Aim: Put every line of the listing below into a numbered list, omitting any blank lines.

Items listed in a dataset
[START]

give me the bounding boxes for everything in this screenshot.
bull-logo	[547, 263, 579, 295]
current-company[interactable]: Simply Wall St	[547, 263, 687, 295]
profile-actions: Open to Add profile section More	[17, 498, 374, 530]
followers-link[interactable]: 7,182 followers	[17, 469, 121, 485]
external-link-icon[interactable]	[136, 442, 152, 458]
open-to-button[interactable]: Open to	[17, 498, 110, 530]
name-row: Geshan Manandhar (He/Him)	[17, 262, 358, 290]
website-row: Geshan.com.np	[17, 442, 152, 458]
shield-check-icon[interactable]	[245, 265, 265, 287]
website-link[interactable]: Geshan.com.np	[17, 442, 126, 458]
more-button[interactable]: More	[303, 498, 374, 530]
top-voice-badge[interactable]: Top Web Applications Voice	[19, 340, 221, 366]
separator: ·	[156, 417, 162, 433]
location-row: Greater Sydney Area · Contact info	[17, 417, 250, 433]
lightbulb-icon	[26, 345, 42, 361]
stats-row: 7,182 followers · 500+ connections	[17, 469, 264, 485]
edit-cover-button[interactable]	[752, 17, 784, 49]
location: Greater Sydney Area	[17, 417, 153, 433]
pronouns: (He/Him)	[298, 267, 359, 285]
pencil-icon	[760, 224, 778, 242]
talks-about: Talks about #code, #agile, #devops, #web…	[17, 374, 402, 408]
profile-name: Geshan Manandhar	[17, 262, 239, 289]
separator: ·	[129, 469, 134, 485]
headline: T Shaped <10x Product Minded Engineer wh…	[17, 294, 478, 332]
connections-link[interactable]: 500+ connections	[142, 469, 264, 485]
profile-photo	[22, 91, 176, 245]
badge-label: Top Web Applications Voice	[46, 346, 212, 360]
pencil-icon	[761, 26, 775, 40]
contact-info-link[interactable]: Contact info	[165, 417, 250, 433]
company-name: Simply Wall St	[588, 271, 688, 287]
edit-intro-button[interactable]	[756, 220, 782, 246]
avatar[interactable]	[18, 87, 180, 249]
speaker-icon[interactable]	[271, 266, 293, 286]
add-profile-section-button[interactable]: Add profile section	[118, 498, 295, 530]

[END]

Output of the exercise:
1. give me the bounding boxes for everything in this screenshot.
2. bull-logo	[547, 263, 579, 295]
3. current-company[interactable]: Simply Wall St	[547, 263, 687, 295]
4. profile-actions: Open to Add profile section More	[17, 498, 374, 530]
5. followers-link[interactable]: 7,182 followers	[17, 469, 121, 485]
6. external-link-icon[interactable]	[136, 442, 152, 458]
7. open-to-button[interactable]: Open to	[17, 498, 110, 530]
8. name-row: Geshan Manandhar (He/Him)	[17, 262, 358, 290]
9. website-row: Geshan.com.np	[17, 442, 152, 458]
10. shield-check-icon[interactable]	[245, 265, 265, 287]
11. website-link[interactable]: Geshan.com.np	[17, 442, 126, 458]
12. more-button[interactable]: More	[303, 498, 374, 530]
13. top-voice-badge[interactable]: Top Web Applications Voice	[19, 340, 221, 366]
14. separator: ·	[156, 417, 162, 433]
15. location-row: Greater Sydney Area · Contact info	[17, 417, 250, 433]
16. lightbulb-icon	[26, 345, 42, 361]
17. stats-row: 7,182 followers · 500+ connections	[17, 469, 264, 485]
18. edit-cover-button[interactable]	[752, 17, 784, 49]
19. location: Greater Sydney Area	[17, 417, 153, 433]
20. pronouns: (He/Him)	[298, 267, 359, 285]
21. pencil-icon	[760, 224, 778, 242]
22. talks-about: Talks about #code, #agile, #devops, #web…	[17, 374, 402, 408]
23. profile-name: Geshan Manandhar	[17, 262, 239, 289]
24. separator: ·	[129, 469, 134, 485]
25. headline: T Shaped <10x Product Minded Engineer wh…	[17, 294, 478, 332]
26. connections-link[interactable]: 500+ connections	[142, 469, 264, 485]
27. profile-photo	[22, 91, 176, 245]
28. badge-label: Top Web Applications Voice	[46, 346, 212, 360]
29. pencil-icon	[761, 26, 775, 40]
30. contact-info-link[interactable]: Contact info	[165, 417, 250, 433]
31. company-name: Simply Wall St	[588, 271, 688, 287]
32. edit-intro-button[interactable]	[756, 220, 782, 246]
33. avatar[interactable]	[18, 87, 180, 249]
34. speaker-icon[interactable]	[271, 266, 293, 286]
35. add-profile-section-button[interactable]: Add profile section	[118, 498, 295, 530]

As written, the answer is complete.